Objective >> Set out the entries from the line with "Where is each" to the line with "x-axis-tick <box>500 630 502 638</box>", both included, as a JSON list of strings with one string per line and blank lines omitted. Leave the picture out of your answer.
-- START OF Task inputs --
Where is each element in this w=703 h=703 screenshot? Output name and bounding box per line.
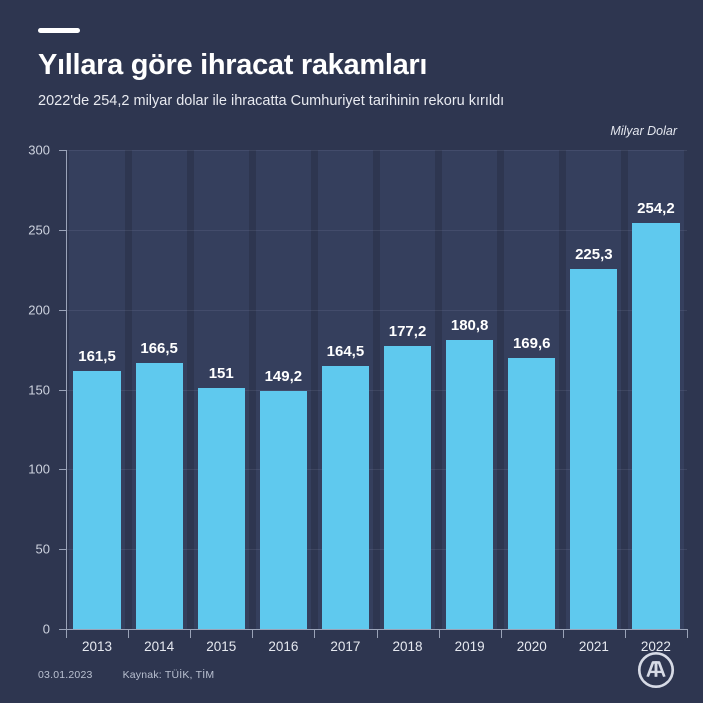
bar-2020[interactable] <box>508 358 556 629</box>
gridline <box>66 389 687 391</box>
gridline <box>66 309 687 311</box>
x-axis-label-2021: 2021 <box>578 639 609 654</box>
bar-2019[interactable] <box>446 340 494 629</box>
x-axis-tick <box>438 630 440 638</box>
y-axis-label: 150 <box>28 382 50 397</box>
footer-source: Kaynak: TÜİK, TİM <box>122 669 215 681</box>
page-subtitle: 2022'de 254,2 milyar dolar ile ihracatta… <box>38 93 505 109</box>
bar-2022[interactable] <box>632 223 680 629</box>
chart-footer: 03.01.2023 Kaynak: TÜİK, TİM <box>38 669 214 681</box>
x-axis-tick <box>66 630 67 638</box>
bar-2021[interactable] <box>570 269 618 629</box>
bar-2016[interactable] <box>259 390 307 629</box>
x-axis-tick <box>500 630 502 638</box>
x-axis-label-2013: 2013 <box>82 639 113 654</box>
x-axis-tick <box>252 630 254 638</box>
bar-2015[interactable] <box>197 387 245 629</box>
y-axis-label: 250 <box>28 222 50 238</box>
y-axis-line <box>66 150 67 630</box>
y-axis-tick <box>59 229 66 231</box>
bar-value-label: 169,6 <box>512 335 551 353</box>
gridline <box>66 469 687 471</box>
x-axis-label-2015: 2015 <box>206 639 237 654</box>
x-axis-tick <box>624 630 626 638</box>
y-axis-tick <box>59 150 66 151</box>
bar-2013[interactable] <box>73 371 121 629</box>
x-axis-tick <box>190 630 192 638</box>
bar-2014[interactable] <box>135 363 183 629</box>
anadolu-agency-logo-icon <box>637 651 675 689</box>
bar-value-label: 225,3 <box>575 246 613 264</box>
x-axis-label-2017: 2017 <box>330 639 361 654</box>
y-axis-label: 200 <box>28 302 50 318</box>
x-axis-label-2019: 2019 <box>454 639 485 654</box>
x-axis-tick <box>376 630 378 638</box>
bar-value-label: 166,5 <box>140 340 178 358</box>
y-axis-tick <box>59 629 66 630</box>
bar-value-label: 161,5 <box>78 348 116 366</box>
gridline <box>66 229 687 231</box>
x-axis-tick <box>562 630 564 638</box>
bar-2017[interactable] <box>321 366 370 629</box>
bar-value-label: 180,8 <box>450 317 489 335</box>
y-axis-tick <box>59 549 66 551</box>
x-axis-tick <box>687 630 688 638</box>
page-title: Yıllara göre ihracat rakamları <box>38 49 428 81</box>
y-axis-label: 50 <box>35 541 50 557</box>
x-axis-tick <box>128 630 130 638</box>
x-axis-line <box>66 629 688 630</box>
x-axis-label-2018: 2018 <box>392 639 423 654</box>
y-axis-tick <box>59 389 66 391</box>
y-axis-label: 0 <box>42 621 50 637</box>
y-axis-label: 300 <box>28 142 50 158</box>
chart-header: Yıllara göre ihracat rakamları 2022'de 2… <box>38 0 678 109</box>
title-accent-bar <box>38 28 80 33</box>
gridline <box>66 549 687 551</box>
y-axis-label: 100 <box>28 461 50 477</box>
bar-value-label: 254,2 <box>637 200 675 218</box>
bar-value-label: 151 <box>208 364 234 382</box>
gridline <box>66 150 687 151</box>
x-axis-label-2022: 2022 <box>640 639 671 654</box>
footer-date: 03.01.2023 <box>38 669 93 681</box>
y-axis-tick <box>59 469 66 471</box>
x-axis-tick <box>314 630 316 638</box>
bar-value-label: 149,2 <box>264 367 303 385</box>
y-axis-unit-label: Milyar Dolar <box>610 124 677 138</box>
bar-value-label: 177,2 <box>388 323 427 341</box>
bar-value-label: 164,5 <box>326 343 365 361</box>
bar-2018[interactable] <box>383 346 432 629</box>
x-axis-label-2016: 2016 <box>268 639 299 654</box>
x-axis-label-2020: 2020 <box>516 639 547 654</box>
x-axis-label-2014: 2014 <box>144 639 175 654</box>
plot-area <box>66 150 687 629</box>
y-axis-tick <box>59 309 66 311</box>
-- END OF Task inputs --
-- START OF Task inputs --
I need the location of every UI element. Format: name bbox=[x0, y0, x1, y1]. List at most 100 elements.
-- END OF Task inputs --
Expected answer >>
[
  "Where is each element in this w=703 h=703 screenshot? Output name and bounding box per line.",
  "bar-2020[interactable] <box>508 358 556 629</box>",
  "gridline <box>66 389 687 391</box>",
  "gridline <box>66 309 687 311</box>",
  "x-axis-label-2021: 2021 <box>578 639 609 654</box>",
  "bar-2019[interactable] <box>446 340 494 629</box>",
  "x-axis-tick <box>438 630 440 638</box>",
  "y-axis-label: 150 <box>28 382 50 397</box>",
  "footer-source: Kaynak: TÜİK, TİM <box>122 669 215 681</box>",
  "page-subtitle: 2022'de 254,2 milyar dolar ile ihracatta… <box>38 93 505 109</box>",
  "bar-2022[interactable] <box>632 223 680 629</box>",
  "chart-footer: 03.01.2023 Kaynak: TÜİK, TİM <box>38 669 214 681</box>",
  "x-axis-tick <box>66 630 67 638</box>",
  "bar-2021[interactable] <box>570 269 618 629</box>",
  "bar-2016[interactable] <box>259 390 307 629</box>",
  "x-axis-tick <box>500 630 502 638</box>"
]